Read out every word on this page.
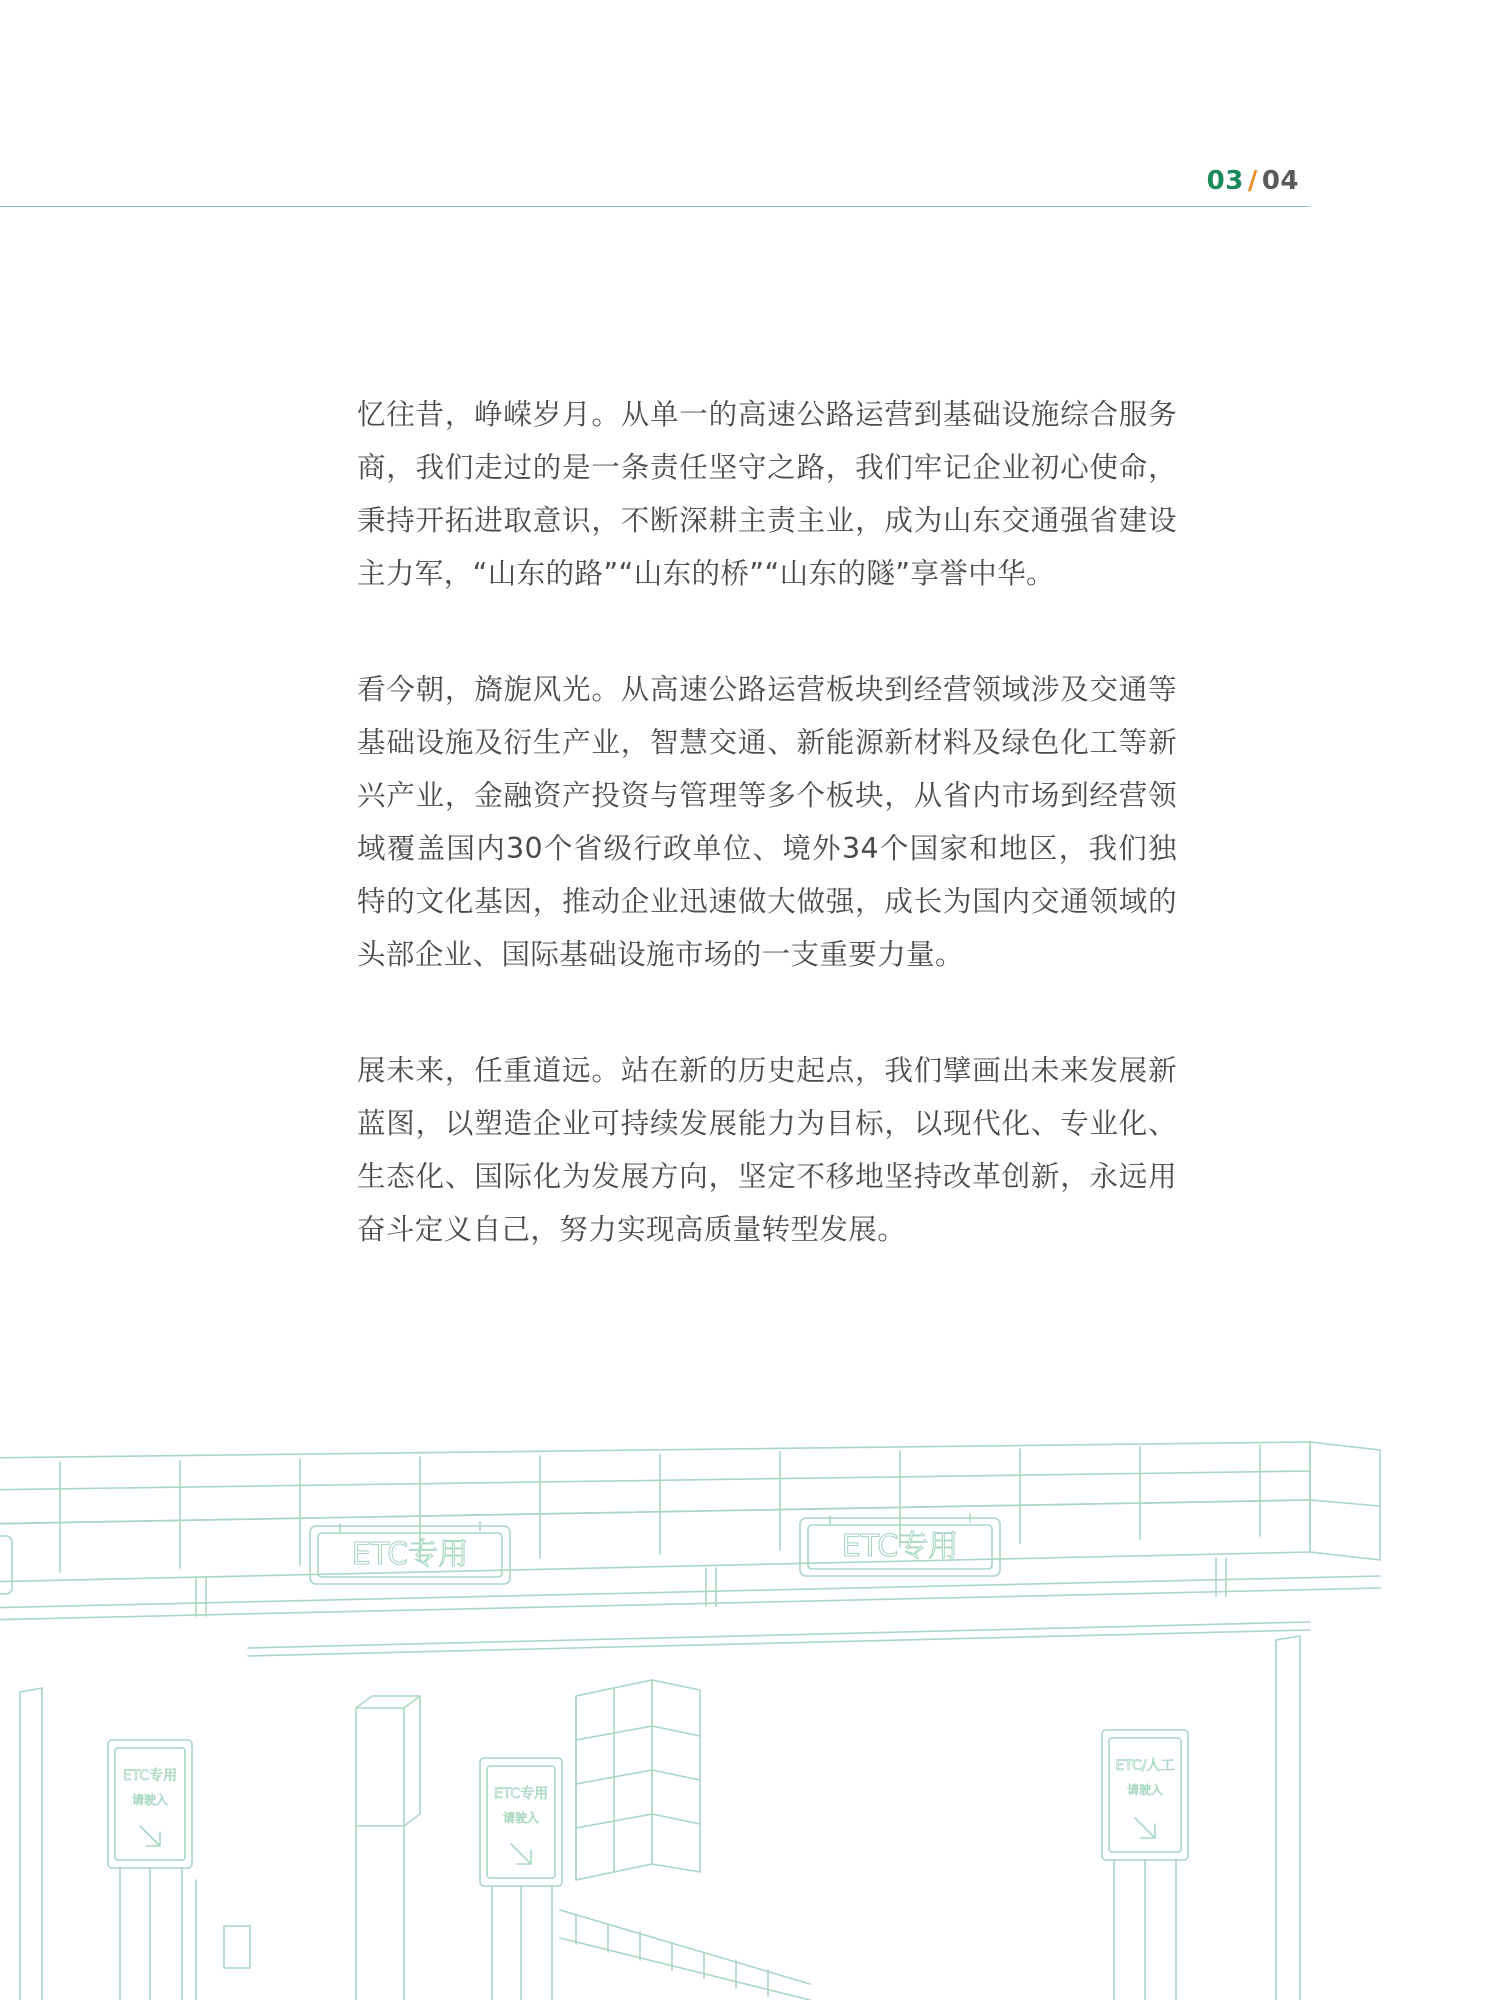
03 / 04

忆往昔，峥嵘岁月。从单一的高速公路运营到基础设施综合服务商，我们走过的是一条责任坚守之路，我们牢记企业初心使命，秉持开拓进取意识，不断深耕主责主业，成为山东交通强省建设主力军，“山东的路”“山东的桥”“山东的隧”享誉中华。

看今朝，旖旎风光。从高速公路运营板块到经营领域涉及交通等基础设施及衍生产业，智慧交通、新能源新材料及绿色化工等新兴产业，金融资产投资与管理等多个板块，从省内市场到经营领域覆盖国内30个省级行政单位、境外34个国家和地区，我们独特的文化基因，推动企业迅速做大做强，成长为国内交通领域的头部企业、国际基础设施市场的一支重要力量。

展未来，任重道远。站在新的历史起点，我们擘画出未来发展新蓝图，以塑造企业可持续发展能力为目标，以现代化、专业化、生态化、国际化为发展方向，坚定不移地坚持改革创新，永远用奋斗定义自己，努力实现高质量转型发展。

ETC专用	ETC专用
ETC专用
请驶入	ETC专用
请驶入
ETC/人工
请驶入
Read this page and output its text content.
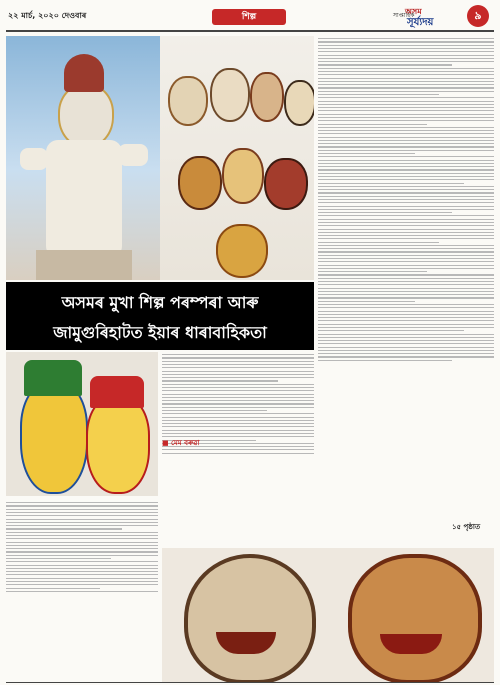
২২ মার্চ, ২০২০ দেওবাৰ	শিল্প	সাপ্তাহিক
অসম
সূৰ্য্যদয়
৯
অসমৰ মুখা শিল্প পৰম্পৰা আৰু
জামুগুৰিহাটত ইয়াৰ ধাৰাবাহিকতা
■ মেম বৰুৱা
১৫ পৃষ্ঠাত
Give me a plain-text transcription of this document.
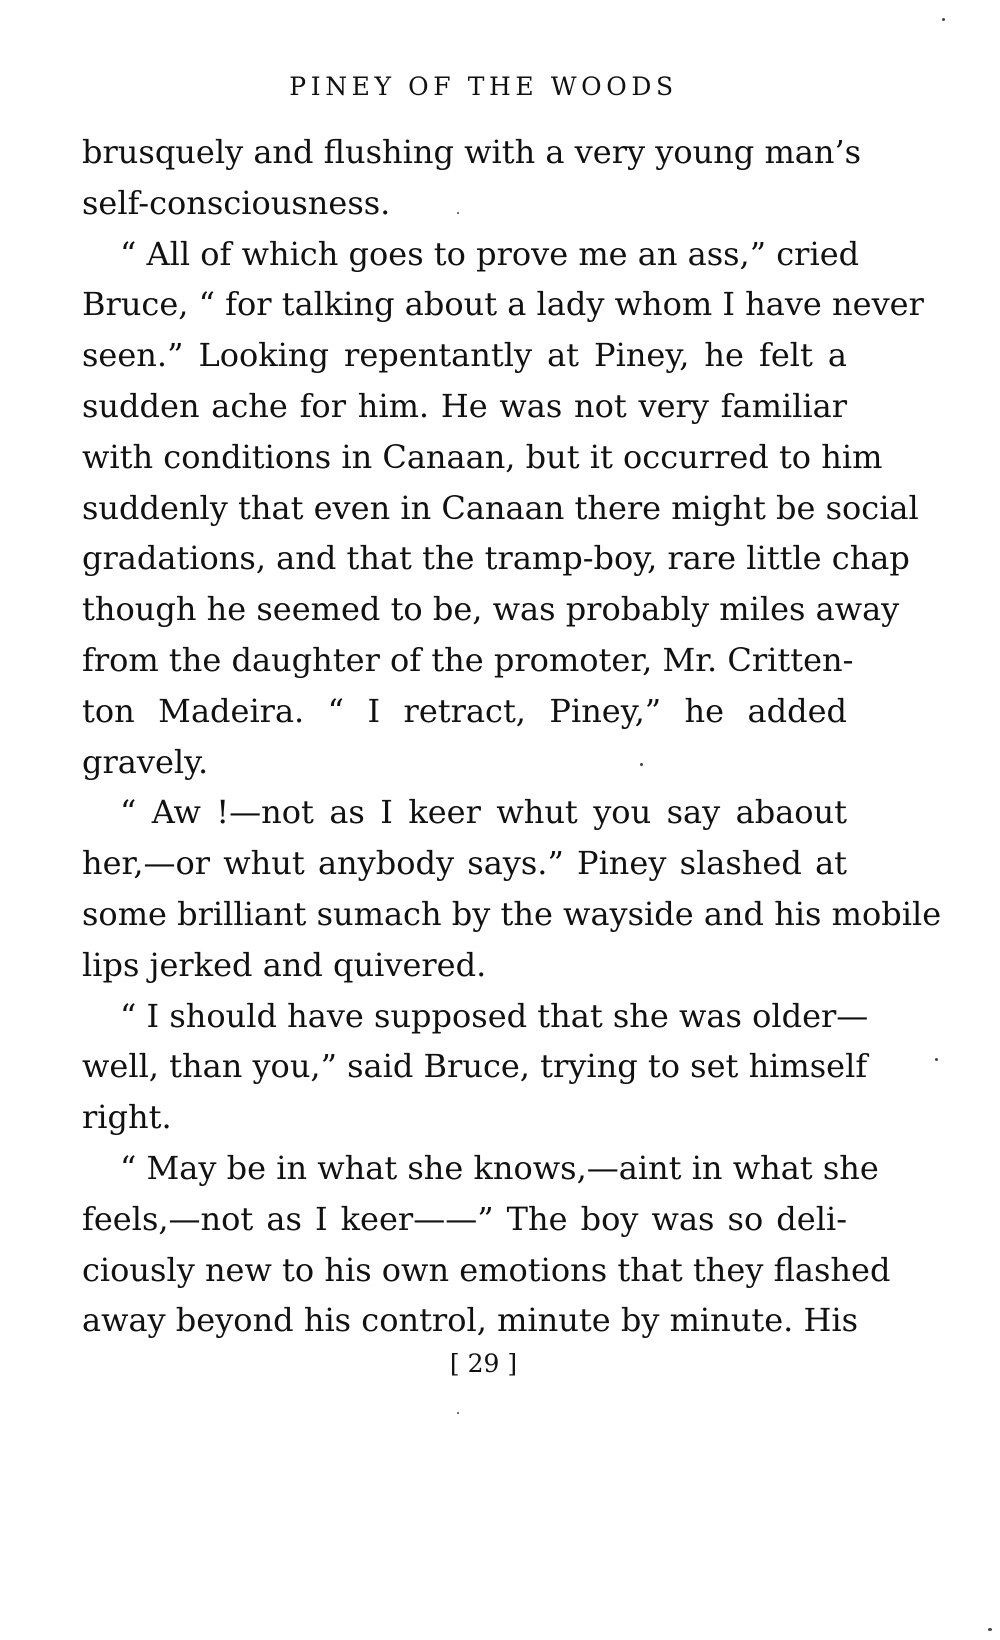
PINEY OF THE WOODS
brusquely and flushing with a very young man’s
self-consciousness.
“ All of which goes to prove me an ass,” cried
Bruce, “ for talking about a lady whom I have never
seen.” Looking repentantly at Piney, he felt a
sudden ache for him. He was not very familiar
with conditions in Canaan, but it occurred to him
suddenly that even in Canaan there might be social
gradations, and that the tramp-boy, rare little chap
though he seemed to be, was probably miles away
from the daughter of the promoter, Mr. Critten-
ton Madeira. “ I retract, Piney,” he added
gravely.
“ Aw !—not as I keer whut you say abaout
her,—or whut anybody says.” Piney slashed at
some brilliant sumach by the wayside and his mobile
lips jerked and quivered.
“ I should have supposed that she was older—
well, than you,” said Bruce, trying to set himself
right.
“ May be in what she knows,—aint in what she
feels,—not as I keer——” The boy was so deli-
ciously new to his own emotions that they flashed
away beyond his control, minute by minute. His
[ 29 ]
:::
> [Exercise aim]: Only lines holding the string "page" are wanted; gather each one from the entries above.

> [Task solution]:
Read out every word on this page.
Read this page and output its text content.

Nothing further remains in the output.